START DATA SHOWN

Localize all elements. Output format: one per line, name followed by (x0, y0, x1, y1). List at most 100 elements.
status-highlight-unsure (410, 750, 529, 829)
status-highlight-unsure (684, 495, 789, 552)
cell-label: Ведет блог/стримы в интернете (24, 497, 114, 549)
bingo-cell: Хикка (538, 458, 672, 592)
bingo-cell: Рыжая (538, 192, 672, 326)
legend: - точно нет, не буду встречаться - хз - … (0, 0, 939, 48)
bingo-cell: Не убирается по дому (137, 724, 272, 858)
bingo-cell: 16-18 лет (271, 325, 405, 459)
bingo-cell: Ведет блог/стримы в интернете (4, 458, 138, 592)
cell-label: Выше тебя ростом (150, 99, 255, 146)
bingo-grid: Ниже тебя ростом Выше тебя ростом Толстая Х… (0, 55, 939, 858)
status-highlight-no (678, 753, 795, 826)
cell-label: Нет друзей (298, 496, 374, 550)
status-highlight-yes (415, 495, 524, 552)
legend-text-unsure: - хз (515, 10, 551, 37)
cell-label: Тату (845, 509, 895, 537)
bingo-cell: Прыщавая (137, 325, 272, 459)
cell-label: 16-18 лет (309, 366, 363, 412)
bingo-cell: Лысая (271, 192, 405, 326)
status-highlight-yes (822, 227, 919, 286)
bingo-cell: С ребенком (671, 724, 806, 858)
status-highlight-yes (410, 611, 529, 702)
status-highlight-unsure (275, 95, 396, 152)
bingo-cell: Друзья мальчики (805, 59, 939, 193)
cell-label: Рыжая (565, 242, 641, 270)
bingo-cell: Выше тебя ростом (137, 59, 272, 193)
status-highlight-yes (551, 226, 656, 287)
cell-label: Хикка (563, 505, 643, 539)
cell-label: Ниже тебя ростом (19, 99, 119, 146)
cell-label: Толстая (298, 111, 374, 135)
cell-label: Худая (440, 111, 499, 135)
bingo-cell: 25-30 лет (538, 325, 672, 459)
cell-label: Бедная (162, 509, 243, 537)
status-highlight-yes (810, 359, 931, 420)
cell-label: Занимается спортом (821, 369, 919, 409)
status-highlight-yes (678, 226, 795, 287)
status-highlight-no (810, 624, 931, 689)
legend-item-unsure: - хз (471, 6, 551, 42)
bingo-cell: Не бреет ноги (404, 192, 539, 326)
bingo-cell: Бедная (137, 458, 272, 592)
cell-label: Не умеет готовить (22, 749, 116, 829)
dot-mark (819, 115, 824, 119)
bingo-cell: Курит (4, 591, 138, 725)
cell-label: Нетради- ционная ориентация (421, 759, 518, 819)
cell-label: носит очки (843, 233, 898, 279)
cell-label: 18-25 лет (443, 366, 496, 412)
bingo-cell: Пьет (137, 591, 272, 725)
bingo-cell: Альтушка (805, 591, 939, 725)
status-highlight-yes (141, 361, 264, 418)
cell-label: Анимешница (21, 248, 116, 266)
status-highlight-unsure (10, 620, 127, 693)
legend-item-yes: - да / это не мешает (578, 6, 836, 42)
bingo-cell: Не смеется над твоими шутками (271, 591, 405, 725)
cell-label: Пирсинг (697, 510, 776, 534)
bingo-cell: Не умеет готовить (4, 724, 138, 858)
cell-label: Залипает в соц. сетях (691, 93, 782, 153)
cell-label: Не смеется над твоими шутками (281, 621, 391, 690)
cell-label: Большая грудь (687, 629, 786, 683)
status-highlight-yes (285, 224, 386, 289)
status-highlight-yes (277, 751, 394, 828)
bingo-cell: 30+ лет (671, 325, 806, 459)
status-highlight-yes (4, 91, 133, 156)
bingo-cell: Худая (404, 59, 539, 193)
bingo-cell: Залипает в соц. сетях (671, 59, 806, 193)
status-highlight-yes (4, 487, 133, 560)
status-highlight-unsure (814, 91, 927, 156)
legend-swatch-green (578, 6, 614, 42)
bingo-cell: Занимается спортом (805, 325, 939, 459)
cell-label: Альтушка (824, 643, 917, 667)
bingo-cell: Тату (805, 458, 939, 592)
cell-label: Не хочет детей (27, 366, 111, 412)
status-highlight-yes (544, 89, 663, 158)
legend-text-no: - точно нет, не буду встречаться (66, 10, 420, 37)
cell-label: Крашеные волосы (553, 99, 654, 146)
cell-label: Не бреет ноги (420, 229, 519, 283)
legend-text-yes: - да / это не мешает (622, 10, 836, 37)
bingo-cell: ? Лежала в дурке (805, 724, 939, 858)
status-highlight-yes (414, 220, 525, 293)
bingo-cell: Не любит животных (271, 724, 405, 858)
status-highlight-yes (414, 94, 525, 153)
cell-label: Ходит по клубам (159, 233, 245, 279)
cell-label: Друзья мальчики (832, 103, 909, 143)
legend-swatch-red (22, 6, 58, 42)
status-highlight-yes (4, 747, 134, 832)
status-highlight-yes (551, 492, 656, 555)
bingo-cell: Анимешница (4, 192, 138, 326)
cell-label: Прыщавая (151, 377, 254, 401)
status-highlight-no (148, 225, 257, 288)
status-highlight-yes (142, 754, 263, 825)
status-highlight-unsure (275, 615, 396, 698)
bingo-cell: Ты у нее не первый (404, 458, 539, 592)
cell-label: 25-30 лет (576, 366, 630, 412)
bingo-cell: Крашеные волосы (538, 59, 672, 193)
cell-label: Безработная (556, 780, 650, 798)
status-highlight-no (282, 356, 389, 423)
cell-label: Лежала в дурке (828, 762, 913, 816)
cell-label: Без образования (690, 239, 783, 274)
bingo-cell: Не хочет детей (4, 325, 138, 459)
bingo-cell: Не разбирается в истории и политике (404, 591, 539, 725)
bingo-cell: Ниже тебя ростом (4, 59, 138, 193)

END DATA SHOWN

■ DIRECTIVE
Reproduce each line of the records above verbatim, keeping every character unchanged.

■ RESULT OF THIS TASK
Localize all elements. Output format: one per line, name followed by (x0, y0, x1, y1). List at most 100 elements.
status-highlight-unsure (410, 750, 529, 829)
status-highlight-unsure (684, 495, 789, 552)
cell-label: Ведет блог/стримы в интернете (24, 497, 114, 549)
bingo-cell: Хикка (538, 458, 672, 592)
bingo-cell: Рыжая (538, 192, 672, 326)
legend: - точно нет, не буду встречаться - хз - … (0, 0, 939, 48)
bingo-cell: Не убирается по дому (137, 724, 272, 858)
bingo-cell: 16-18 лет (271, 325, 405, 459)
bingo-cell: Ведет блог/стримы в интернете (4, 458, 138, 592)
cell-label: Выше тебя ростом (150, 99, 255, 146)
bingo-grid: Ниже тебя ростом Выше тебя ростом Толстая Х… (0, 55, 939, 858)
status-highlight-no (678, 753, 795, 826)
cell-label: Нет друзей (298, 496, 374, 550)
status-highlight-yes (415, 495, 524, 552)
legend-text-unsure: - хз (515, 10, 551, 37)
cell-label: Тату (845, 509, 895, 537)
bingo-cell: Прыщавая (137, 325, 272, 459)
cell-label: 16-18 лет (309, 366, 363, 412)
bingo-cell: Лысая (271, 192, 405, 326)
status-highlight-yes (822, 227, 919, 286)
bingo-cell: С ребенком (671, 724, 806, 858)
status-highlight-yes (410, 611, 529, 702)
status-highlight-unsure (275, 95, 396, 152)
bingo-cell: Друзья мальчики (805, 59, 939, 193)
cell-label: Рыжая (565, 242, 641, 270)
bingo-cell: Выше тебя ростом (137, 59, 272, 193)
status-highlight-yes (551, 226, 656, 287)
cell-label: Хикка (563, 505, 643, 539)
cell-label: Ниже тебя ростом (19, 99, 119, 146)
cell-label: Толстая (298, 111, 374, 135)
cell-label: Худая (440, 111, 499, 135)
bingo-cell: 25-30 лет (538, 325, 672, 459)
cell-label: Бедная (162, 509, 243, 537)
status-highlight-yes (810, 359, 931, 420)
cell-label: Занимается спортом (821, 369, 919, 409)
status-highlight-yes (678, 226, 795, 287)
status-highlight-no (810, 624, 931, 689)
legend-item-unsure: - хз (471, 6, 551, 42)
bingo-cell: Не бреет ноги (404, 192, 539, 326)
bingo-cell: Бедная (137, 458, 272, 592)
cell-label: Не умеет готовить (22, 749, 116, 829)
dot-mark (819, 115, 824, 119)
bingo-cell: Курит (4, 591, 138, 725)
cell-label: Нетради- ционная ориентация (421, 759, 518, 819)
cell-label: носит очки (843, 233, 898, 279)
cell-label: 18-25 лет (443, 366, 496, 412)
bingo-cell: Пьет (137, 591, 272, 725)
bingo-cell: Альтушка (805, 591, 939, 725)
status-highlight-yes (141, 361, 264, 418)
cell-label: Анимешница (21, 248, 116, 266)
status-highlight-unsure (10, 620, 127, 693)
legend-item-yes: - да / это не мешает (578, 6, 836, 42)
bingo-cell: Не смеется над твоими шутками (271, 591, 405, 725)
cell-label: Пирсинг (697, 510, 776, 534)
bingo-cell: Не умеет готовить (4, 724, 138, 858)
cell-label: Залипает в соц. сетях (691, 93, 782, 153)
cell-label: Не смеется над твоими шутками (281, 621, 391, 690)
cell-label: Большая грудь (687, 629, 786, 683)
status-highlight-yes (285, 224, 386, 289)
status-highlight-yes (277, 751, 394, 828)
bingo-cell: 30+ лет (671, 325, 806, 459)
status-highlight-yes (4, 91, 133, 156)
bingo-cell: Худая (404, 59, 539, 193)
bingo-cell: Залипает в соц. сетях (671, 59, 806, 193)
status-highlight-yes (4, 487, 133, 560)
status-highlight-unsure (814, 91, 927, 156)
legend-swatch-green (578, 6, 614, 42)
bingo-cell: Занимается спортом (805, 325, 939, 459)
cell-label: Альтушка (824, 643, 917, 667)
bingo-cell: Тату (805, 458, 939, 592)
cell-label: Не хочет детей (27, 366, 111, 412)
status-highlight-yes (544, 89, 663, 158)
legend-text-no: - точно нет, не буду встречаться (66, 10, 420, 37)
cell-label: Крашеные волосы (553, 99, 654, 146)
cell-label: Не бреет ноги (420, 229, 519, 283)
legend-text-yes: - да / это не мешает (622, 10, 836, 37)
bingo-cell: ? Лежала в дурке (805, 724, 939, 858)
status-highlight-yes (414, 220, 525, 293)
bingo-cell: Не любит животных (271, 724, 405, 858)
status-highlight-yes (414, 94, 525, 153)
cell-label: Ходит по клубам (159, 233, 245, 279)
cell-label: Друзья мальчики (832, 103, 909, 143)
legend-swatch-red (22, 6, 58, 42)
status-highlight-yes (4, 747, 134, 832)
status-highlight-yes (551, 492, 656, 555)
bingo-cell: Анимешница (4, 192, 138, 326)
cell-label: Прыщавая (151, 377, 254, 401)
status-highlight-no (148, 225, 257, 288)
status-highlight-yes (142, 754, 263, 825)
status-highlight-unsure (275, 615, 396, 698)
bingo-cell: Ты у нее не первый (404, 458, 539, 592)
cell-label: 25-30 лет (576, 366, 630, 412)
bingo-cell: Крашеные волосы (538, 59, 672, 193)
cell-label: Безработная (556, 780, 650, 798)
status-highlight-no (282, 356, 389, 423)
cell-label: Лежала в дурке (828, 762, 913, 816)
cell-label: Без образования (690, 239, 783, 274)
bingo-cell: Не хочет детей (4, 325, 138, 459)
bingo-cell: Не разбирается в истории и политике (404, 591, 539, 725)
bingo-cell: Ниже тебя ростом (4, 59, 138, 193)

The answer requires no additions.